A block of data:
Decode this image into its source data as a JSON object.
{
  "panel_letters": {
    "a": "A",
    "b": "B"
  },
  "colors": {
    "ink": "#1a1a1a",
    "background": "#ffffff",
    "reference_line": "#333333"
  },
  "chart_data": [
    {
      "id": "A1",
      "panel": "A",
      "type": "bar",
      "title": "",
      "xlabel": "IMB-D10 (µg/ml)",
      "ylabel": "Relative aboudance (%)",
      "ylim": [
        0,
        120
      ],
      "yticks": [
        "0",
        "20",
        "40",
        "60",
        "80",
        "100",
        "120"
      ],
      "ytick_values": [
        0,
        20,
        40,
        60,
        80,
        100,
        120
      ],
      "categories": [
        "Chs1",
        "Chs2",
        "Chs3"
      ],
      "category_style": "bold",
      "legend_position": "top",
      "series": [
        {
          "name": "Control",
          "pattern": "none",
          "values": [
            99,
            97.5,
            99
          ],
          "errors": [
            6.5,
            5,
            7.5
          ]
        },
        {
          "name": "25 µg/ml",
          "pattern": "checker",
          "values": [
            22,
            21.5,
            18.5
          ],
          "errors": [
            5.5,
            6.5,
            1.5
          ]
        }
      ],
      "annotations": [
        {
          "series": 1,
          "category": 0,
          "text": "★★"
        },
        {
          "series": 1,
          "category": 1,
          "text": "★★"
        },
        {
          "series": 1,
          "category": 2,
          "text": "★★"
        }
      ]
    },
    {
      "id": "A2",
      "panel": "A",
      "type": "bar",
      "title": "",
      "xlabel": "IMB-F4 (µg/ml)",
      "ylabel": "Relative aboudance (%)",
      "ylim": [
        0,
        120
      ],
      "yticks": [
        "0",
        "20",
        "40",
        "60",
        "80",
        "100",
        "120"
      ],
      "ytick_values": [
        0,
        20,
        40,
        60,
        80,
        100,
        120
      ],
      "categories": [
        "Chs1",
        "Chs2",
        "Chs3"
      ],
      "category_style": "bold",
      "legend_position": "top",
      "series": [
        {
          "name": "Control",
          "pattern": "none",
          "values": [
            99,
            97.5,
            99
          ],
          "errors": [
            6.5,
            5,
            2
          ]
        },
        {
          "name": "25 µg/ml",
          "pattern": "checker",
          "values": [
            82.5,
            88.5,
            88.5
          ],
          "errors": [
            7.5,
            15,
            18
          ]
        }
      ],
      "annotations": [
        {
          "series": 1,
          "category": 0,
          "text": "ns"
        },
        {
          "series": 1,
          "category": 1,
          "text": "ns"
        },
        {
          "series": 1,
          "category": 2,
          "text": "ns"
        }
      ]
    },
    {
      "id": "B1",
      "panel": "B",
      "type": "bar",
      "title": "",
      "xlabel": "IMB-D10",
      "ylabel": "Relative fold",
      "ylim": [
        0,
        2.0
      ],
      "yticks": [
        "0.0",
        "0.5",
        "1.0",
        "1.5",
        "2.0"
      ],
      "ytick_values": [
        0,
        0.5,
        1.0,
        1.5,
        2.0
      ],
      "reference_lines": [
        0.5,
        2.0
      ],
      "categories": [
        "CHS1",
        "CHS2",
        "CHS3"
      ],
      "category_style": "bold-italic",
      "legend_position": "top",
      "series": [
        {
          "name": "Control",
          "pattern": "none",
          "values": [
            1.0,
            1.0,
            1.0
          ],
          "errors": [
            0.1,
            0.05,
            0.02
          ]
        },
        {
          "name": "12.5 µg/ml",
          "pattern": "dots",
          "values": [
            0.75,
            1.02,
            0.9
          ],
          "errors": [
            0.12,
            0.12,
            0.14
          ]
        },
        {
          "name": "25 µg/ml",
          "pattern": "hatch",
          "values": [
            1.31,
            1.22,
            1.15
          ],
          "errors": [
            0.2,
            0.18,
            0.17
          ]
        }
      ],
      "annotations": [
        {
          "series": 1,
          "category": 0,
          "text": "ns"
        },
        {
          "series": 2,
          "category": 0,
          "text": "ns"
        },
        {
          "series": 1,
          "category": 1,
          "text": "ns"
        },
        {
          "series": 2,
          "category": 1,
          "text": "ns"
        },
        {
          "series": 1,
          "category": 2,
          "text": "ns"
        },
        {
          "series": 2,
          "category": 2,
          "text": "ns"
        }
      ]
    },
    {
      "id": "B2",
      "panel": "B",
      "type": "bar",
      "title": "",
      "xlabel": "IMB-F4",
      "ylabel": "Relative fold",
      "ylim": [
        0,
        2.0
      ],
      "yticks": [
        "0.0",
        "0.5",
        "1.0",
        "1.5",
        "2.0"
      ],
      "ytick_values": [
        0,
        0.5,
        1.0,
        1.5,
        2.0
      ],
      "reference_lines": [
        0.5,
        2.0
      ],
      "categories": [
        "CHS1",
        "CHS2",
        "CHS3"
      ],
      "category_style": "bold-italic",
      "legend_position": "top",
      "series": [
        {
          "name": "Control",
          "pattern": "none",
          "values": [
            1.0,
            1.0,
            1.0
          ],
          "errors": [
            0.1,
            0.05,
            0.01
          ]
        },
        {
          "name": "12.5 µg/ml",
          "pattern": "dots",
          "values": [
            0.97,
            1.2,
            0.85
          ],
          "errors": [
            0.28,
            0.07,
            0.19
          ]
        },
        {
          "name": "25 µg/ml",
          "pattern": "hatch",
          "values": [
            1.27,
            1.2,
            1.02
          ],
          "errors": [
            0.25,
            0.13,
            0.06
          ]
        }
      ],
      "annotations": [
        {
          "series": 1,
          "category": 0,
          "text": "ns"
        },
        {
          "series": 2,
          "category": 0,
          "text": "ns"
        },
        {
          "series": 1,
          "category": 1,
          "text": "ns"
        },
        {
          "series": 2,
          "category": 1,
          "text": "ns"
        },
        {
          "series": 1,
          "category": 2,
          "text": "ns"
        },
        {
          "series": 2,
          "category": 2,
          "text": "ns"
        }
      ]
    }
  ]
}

• [REQUIREMENT]:
Using the material above, print every entry exactly as written.

• [RESULT]:
Decode this image into its source data as a JSON object.
{
  "panel_letters": {
    "a": "A",
    "b": "B"
  },
  "colors": {
    "ink": "#1a1a1a",
    "background": "#ffffff",
    "reference_line": "#333333"
  },
  "chart_data": [
    {
      "id": "A1",
      "panel": "A",
      "type": "bar",
      "title": "",
      "xlabel": "IMB-D10 (µg/ml)",
      "ylabel": "Relative aboudance (%)",
      "ylim": [
        0,
        120
      ],
      "yticks": [
        "0",
        "20",
        "40",
        "60",
        "80",
        "100",
        "120"
      ],
      "ytick_values": [
        0,
        20,
        40,
        60,
        80,
        100,
        120
      ],
      "categories": [
        "Chs1",
        "Chs2",
        "Chs3"
      ],
      "category_style": "bold",
      "legend_position": "top",
      "series": [
        {
          "name": "Control",
          "pattern": "none",
          "values": [
            99,
            97.5,
            99
          ],
          "errors": [
            6.5,
            5,
            7.5
          ]
        },
        {
          "name": "25 µg/ml",
          "pattern": "checker",
          "values": [
            22,
            21.5,
            18.5
          ],
          "errors": [
            5.5,
            6.5,
            1.5
          ]
        }
      ],
      "annotations": [
        {
          "series": 1,
          "category": 0,
          "text": "★★"
        },
        {
          "series": 1,
          "category": 1,
          "text": "★★"
        },
        {
          "series": 1,
          "category": 2,
          "text": "★★"
        }
      ]
    },
    {
      "id": "A2",
      "panel": "A",
      "type": "bar",
      "title": "",
      "xlabel": "IMB-F4 (µg/ml)",
      "ylabel": "Relative aboudance (%)",
      "ylim": [
        0,
        120
      ],
      "yticks": [
        "0",
        "20",
        "40",
        "60",
        "80",
        "100",
        "120"
      ],
      "ytick_values": [
        0,
        20,
        40,
        60,
        80,
        100,
        120
      ],
      "categories": [
        "Chs1",
        "Chs2",
        "Chs3"
      ],
      "category_style": "bold",
      "legend_position": "top",
      "series": [
        {
          "name": "Control",
          "pattern": "none",
          "values": [
            99,
            97.5,
            99
          ],
          "errors": [
            6.5,
            5,
            2
          ]
        },
        {
          "name": "25 µg/ml",
          "pattern": "checker",
          "values": [
            82.5,
            88.5,
            88.5
          ],
          "errors": [
            7.5,
            15,
            18
          ]
        }
      ],
      "annotations": [
        {
          "series": 1,
          "category": 0,
          "text": "ns"
        },
        {
          "series": 1,
          "category": 1,
          "text": "ns"
        },
        {
          "series": 1,
          "category": 2,
          "text": "ns"
        }
      ]
    },
    {
      "id": "B1",
      "panel": "B",
      "type": "bar",
      "title": "",
      "xlabel": "IMB-D10",
      "ylabel": "Relative fold",
      "ylim": [
        0,
        2.0
      ],
      "yticks": [
        "0.0",
        "0.5",
        "1.0",
        "1.5",
        "2.0"
      ],
      "ytick_values": [
        0,
        0.5,
        1.0,
        1.5,
        2.0
      ],
      "reference_lines": [
        0.5,
        2.0
      ],
      "categories": [
        "CHS1",
        "CHS2",
        "CHS3"
      ],
      "category_style": "bold-italic",
      "legend_position": "top",
      "series": [
        {
          "name": "Control",
          "pattern": "none",
          "values": [
            1.0,
            1.0,
            1.0
          ],
          "errors": [
            0.1,
            0.05,
            0.02
          ]
        },
        {
          "name": "12.5 µg/ml",
          "pattern": "dots",
          "values": [
            0.75,
            1.02,
            0.9
          ],
          "errors": [
            0.12,
            0.12,
            0.14
          ]
        },
        {
          "name": "25 µg/ml",
          "pattern": "hatch",
          "values": [
            1.31,
            1.22,
            1.15
          ],
          "errors": [
            0.2,
            0.18,
            0.17
          ]
        }
      ],
      "annotations": [
        {
          "series": 1,
          "category": 0,
          "text": "ns"
        },
        {
          "series": 2,
          "category": 0,
          "text": "ns"
        },
        {
          "series": 1,
          "category": 1,
          "text": "ns"
        },
        {
          "series": 2,
          "category": 1,
          "text": "ns"
        },
        {
          "series": 1,
          "category": 2,
          "text": "ns"
        },
        {
          "series": 2,
          "category": 2,
          "text": "ns"
        }
      ]
    },
    {
      "id": "B2",
      "panel": "B",
      "type": "bar",
      "title": "",
      "xlabel": "IMB-F4",
      "ylabel": "Relative fold",
      "ylim": [
        0,
        2.0
      ],
      "yticks": [
        "0.0",
        "0.5",
        "1.0",
        "1.5",
        "2.0"
      ],
      "ytick_values": [
        0,
        0.5,
        1.0,
        1.5,
        2.0
      ],
      "reference_lines": [
        0.5,
        2.0
      ],
      "categories": [
        "CHS1",
        "CHS2",
        "CHS3"
      ],
      "category_style": "bold-italic",
      "legend_position": "top",
      "series": [
        {
          "name": "Control",
          "pattern": "none",
          "values": [
            1.0,
            1.0,
            1.0
          ],
          "errors": [
            0.1,
            0.05,
            0.01
          ]
        },
        {
          "name": "12.5 µg/ml",
          "pattern": "dots",
          "values": [
            0.97,
            1.2,
            0.85
          ],
          "errors": [
            0.28,
            0.07,
            0.19
          ]
        },
        {
          "name": "25 µg/ml",
          "pattern": "hatch",
          "values": [
            1.27,
            1.2,
            1.02
          ],
          "errors": [
            0.25,
            0.13,
            0.06
          ]
        }
      ],
      "annotations": [
        {
          "series": 1,
          "category": 0,
          "text": "ns"
        },
        {
          "series": 2,
          "category": 0,
          "text": "ns"
        },
        {
          "series": 1,
          "category": 1,
          "text": "ns"
        },
        {
          "series": 2,
          "category": 1,
          "text": "ns"
        },
        {
          "series": 1,
          "category": 2,
          "text": "ns"
        },
        {
          "series": 2,
          "category": 2,
          "text": "ns"
        }
      ]
    }
  ]
}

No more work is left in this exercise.